Pull every line containing "müssen" from the entries.

[Data records]

- - - -

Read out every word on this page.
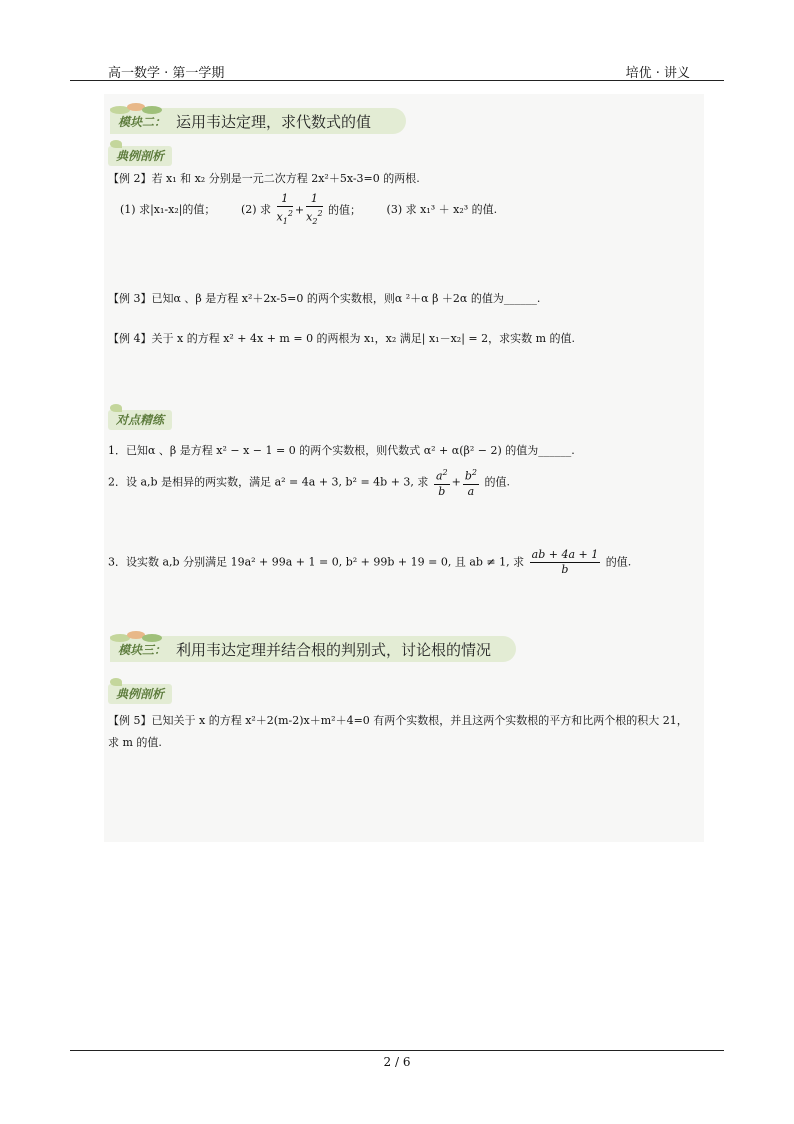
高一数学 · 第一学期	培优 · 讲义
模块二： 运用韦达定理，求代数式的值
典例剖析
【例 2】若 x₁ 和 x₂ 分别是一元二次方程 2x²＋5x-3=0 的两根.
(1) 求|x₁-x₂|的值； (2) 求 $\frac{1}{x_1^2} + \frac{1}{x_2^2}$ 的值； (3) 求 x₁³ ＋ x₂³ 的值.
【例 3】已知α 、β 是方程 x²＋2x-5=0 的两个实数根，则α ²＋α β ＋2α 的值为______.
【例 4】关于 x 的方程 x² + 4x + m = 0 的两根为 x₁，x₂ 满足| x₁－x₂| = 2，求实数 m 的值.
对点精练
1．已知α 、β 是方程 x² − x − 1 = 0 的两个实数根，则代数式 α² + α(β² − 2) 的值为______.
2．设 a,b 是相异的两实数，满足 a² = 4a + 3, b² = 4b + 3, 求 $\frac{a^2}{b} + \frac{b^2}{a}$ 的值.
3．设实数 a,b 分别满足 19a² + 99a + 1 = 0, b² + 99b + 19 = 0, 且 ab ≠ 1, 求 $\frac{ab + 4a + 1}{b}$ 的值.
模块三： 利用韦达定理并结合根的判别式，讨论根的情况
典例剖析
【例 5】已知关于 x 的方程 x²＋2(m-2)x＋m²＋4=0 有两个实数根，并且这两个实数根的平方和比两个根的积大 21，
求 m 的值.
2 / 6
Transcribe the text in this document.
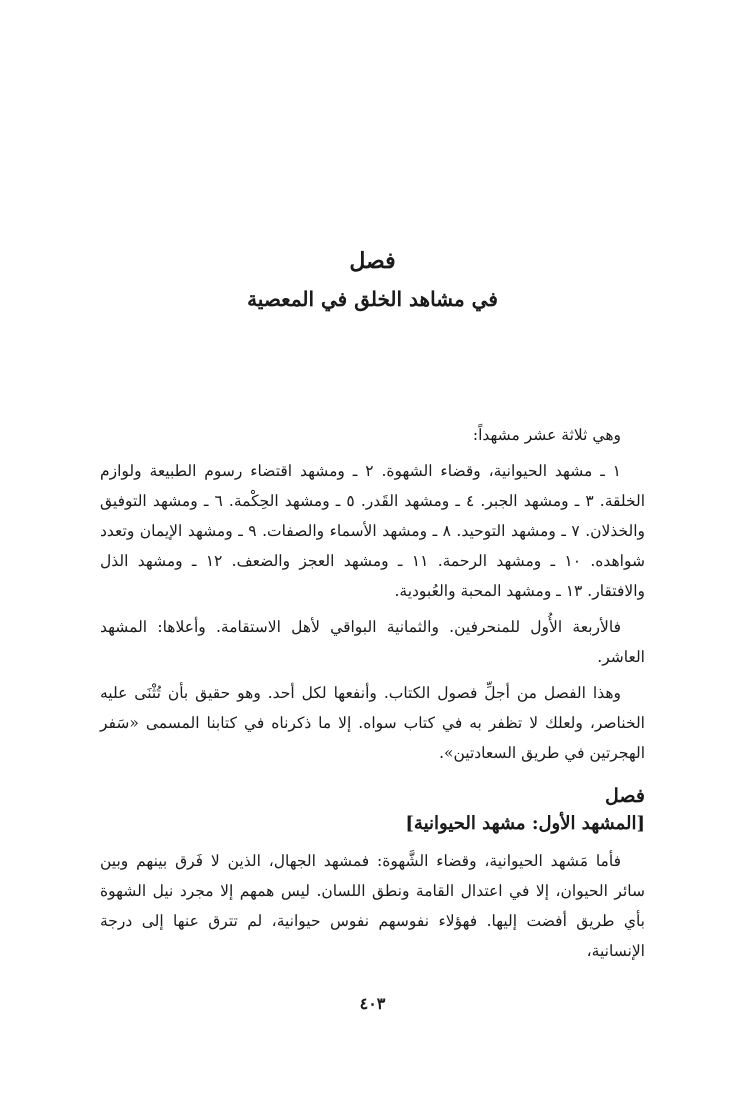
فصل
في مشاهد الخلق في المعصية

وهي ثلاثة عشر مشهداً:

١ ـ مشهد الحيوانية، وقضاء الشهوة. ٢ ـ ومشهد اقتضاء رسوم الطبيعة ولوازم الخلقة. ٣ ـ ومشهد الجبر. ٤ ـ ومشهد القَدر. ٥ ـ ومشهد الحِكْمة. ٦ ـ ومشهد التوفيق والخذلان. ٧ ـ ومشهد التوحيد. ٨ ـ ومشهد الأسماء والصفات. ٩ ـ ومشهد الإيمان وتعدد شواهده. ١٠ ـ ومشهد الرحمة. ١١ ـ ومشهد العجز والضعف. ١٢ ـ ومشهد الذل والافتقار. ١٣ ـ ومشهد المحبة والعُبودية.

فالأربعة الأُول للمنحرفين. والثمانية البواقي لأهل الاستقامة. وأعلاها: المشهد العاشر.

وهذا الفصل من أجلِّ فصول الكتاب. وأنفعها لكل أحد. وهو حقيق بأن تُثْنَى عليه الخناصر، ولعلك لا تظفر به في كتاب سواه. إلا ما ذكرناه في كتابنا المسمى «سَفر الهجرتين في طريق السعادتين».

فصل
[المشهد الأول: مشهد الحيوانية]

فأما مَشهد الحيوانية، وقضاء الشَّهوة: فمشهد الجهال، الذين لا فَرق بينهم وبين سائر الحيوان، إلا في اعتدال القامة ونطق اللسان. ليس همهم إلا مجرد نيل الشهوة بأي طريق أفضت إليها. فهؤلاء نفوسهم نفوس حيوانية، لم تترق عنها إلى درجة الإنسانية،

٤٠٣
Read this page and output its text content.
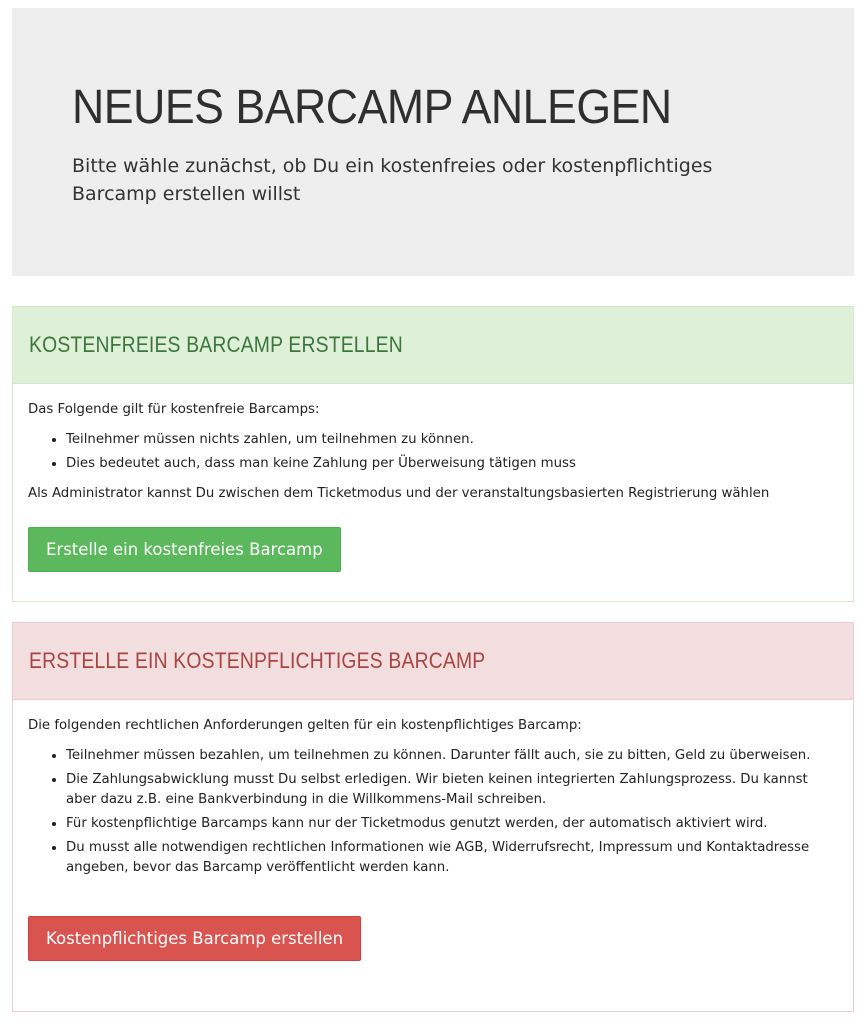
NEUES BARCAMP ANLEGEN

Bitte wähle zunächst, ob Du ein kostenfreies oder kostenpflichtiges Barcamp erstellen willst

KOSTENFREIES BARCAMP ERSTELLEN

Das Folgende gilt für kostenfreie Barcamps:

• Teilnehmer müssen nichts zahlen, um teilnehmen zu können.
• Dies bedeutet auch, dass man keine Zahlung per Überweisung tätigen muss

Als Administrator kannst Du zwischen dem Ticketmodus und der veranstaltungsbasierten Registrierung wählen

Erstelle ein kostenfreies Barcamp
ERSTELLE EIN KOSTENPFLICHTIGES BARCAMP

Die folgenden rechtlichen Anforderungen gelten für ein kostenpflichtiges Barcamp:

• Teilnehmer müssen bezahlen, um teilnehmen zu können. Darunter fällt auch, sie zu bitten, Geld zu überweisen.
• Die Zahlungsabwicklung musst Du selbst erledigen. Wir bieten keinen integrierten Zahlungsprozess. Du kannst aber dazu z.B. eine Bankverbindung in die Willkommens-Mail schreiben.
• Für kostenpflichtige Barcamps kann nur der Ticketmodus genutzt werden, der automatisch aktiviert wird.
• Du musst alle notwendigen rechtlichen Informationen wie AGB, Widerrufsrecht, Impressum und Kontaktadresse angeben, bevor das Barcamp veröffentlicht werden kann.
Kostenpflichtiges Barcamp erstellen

- - - -

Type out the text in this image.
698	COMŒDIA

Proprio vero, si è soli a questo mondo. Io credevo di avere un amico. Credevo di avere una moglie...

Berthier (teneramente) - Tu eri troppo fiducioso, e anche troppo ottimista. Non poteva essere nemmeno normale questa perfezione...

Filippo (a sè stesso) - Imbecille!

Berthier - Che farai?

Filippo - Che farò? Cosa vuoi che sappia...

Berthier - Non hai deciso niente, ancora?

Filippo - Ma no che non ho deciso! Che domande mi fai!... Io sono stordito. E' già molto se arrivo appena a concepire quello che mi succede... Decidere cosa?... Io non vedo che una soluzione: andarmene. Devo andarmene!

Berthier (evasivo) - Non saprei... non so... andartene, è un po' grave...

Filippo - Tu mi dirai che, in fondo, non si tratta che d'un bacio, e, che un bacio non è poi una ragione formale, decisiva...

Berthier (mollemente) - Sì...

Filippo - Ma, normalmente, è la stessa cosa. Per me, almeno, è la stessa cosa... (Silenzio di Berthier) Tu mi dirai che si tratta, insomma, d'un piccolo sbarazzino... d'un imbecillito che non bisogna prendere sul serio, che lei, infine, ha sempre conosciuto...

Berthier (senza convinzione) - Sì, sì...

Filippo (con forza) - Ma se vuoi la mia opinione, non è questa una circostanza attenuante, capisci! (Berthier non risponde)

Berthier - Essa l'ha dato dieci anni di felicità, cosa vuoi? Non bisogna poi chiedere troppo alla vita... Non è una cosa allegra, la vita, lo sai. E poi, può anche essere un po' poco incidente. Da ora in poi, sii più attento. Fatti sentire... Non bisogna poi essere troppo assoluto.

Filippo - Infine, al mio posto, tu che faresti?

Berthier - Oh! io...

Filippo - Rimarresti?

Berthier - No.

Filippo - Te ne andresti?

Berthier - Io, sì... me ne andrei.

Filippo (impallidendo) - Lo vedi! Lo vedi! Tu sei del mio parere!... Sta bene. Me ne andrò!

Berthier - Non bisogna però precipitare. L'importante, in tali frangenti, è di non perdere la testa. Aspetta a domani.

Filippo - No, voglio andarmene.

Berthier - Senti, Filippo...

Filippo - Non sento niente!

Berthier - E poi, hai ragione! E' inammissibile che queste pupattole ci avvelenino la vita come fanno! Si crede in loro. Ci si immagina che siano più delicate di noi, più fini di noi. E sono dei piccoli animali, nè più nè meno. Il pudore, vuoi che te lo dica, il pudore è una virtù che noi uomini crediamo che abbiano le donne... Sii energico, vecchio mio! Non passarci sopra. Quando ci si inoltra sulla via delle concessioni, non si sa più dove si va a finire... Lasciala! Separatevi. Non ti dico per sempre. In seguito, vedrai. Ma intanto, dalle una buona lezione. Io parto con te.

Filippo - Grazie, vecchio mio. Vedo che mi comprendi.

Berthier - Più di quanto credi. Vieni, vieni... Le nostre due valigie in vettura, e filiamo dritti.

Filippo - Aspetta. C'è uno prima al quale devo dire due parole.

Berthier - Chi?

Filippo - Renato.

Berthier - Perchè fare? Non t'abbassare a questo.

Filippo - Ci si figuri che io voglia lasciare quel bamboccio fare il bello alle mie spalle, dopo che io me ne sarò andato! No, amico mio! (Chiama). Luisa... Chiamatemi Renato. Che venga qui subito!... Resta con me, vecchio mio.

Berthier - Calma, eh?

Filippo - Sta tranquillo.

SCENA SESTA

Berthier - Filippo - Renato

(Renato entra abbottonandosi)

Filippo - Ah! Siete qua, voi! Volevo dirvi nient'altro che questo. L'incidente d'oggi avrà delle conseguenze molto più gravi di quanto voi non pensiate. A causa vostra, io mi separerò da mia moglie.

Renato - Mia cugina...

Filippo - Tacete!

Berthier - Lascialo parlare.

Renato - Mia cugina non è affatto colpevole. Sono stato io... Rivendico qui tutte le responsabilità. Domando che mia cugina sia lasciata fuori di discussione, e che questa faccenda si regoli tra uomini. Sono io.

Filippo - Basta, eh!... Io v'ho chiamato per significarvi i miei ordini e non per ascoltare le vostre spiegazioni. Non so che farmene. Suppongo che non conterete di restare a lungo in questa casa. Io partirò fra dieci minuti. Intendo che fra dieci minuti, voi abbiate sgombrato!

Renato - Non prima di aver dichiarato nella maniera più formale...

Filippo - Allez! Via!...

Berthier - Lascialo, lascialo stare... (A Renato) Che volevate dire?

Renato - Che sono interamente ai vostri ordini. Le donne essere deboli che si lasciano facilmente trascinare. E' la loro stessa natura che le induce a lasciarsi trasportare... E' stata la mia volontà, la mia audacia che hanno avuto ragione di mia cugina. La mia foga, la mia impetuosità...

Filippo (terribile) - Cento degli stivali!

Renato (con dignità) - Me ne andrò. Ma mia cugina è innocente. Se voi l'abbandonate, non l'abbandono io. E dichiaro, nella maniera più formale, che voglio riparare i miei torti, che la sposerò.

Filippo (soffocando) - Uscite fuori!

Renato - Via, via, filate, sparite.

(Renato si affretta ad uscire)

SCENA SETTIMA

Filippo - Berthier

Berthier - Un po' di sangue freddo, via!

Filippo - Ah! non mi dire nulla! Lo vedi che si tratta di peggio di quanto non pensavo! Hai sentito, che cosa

- - - -

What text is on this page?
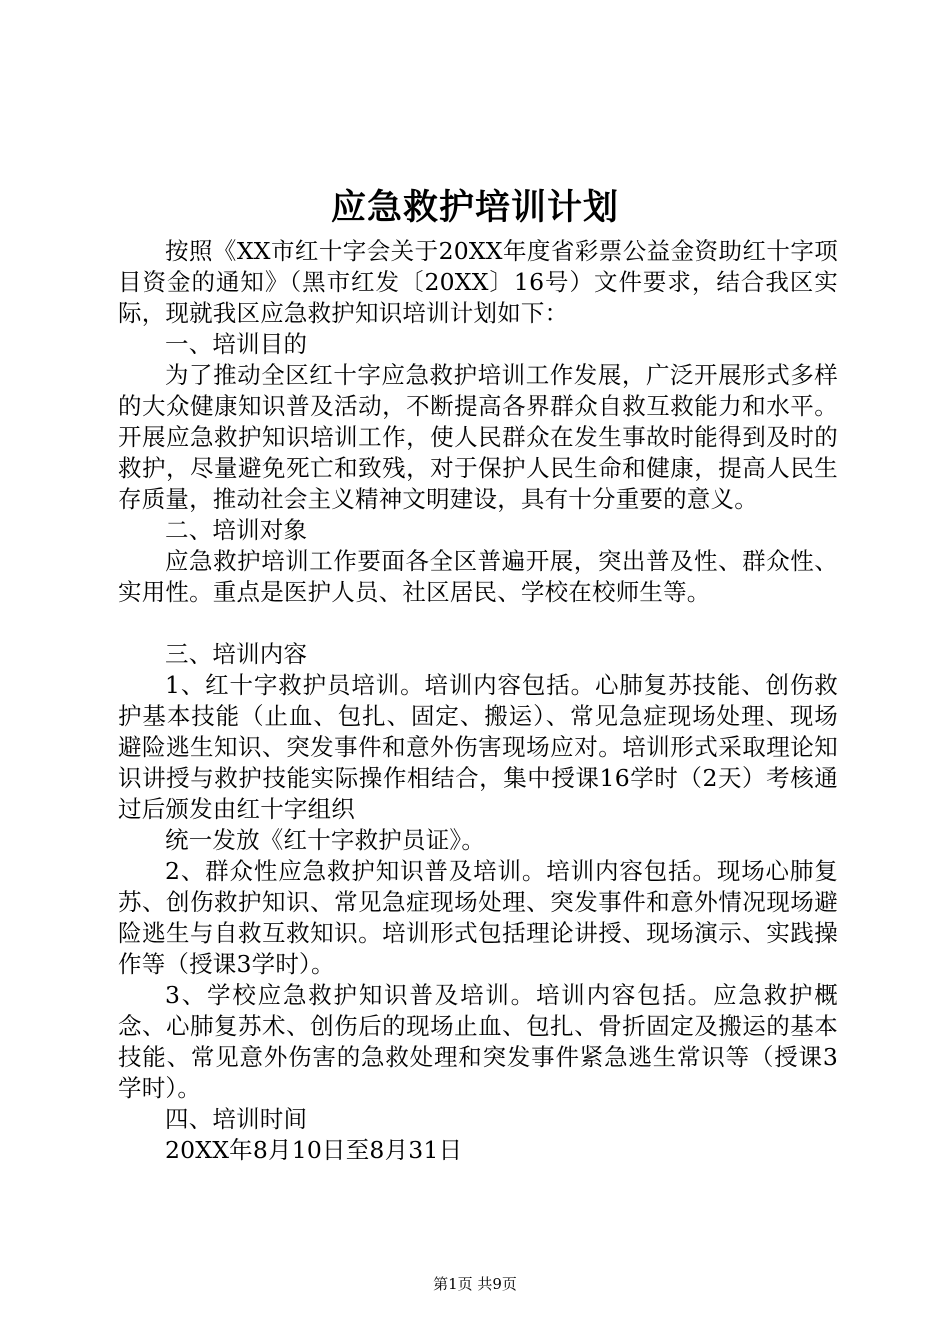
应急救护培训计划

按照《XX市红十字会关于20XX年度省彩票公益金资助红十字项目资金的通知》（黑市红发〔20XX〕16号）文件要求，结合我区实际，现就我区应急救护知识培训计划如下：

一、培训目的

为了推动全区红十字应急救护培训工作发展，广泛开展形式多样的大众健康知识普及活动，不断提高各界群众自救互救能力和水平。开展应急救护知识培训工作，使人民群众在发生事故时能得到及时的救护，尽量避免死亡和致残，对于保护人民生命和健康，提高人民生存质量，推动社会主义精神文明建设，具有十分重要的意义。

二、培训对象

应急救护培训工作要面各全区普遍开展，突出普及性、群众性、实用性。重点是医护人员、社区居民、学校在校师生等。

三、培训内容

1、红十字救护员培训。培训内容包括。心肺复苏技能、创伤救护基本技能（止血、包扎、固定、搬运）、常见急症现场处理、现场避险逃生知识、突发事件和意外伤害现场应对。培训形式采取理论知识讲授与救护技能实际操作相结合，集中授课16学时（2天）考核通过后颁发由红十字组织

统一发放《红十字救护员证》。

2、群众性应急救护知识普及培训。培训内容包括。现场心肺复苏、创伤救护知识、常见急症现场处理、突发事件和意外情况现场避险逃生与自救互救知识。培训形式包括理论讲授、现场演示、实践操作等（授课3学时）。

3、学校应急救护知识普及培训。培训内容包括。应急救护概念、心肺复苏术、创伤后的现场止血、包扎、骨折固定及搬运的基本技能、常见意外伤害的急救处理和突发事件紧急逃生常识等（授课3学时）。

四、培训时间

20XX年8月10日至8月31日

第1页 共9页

- - - -

Response to the exercise
• Teilnehmer müssen nichts zahlen, um teilnehmen zu können.
• Teilnehmer müssen bezahlen, um teilnehmen zu können. Darunter fällt auch, sie zu bitten, Geld zu überweisen.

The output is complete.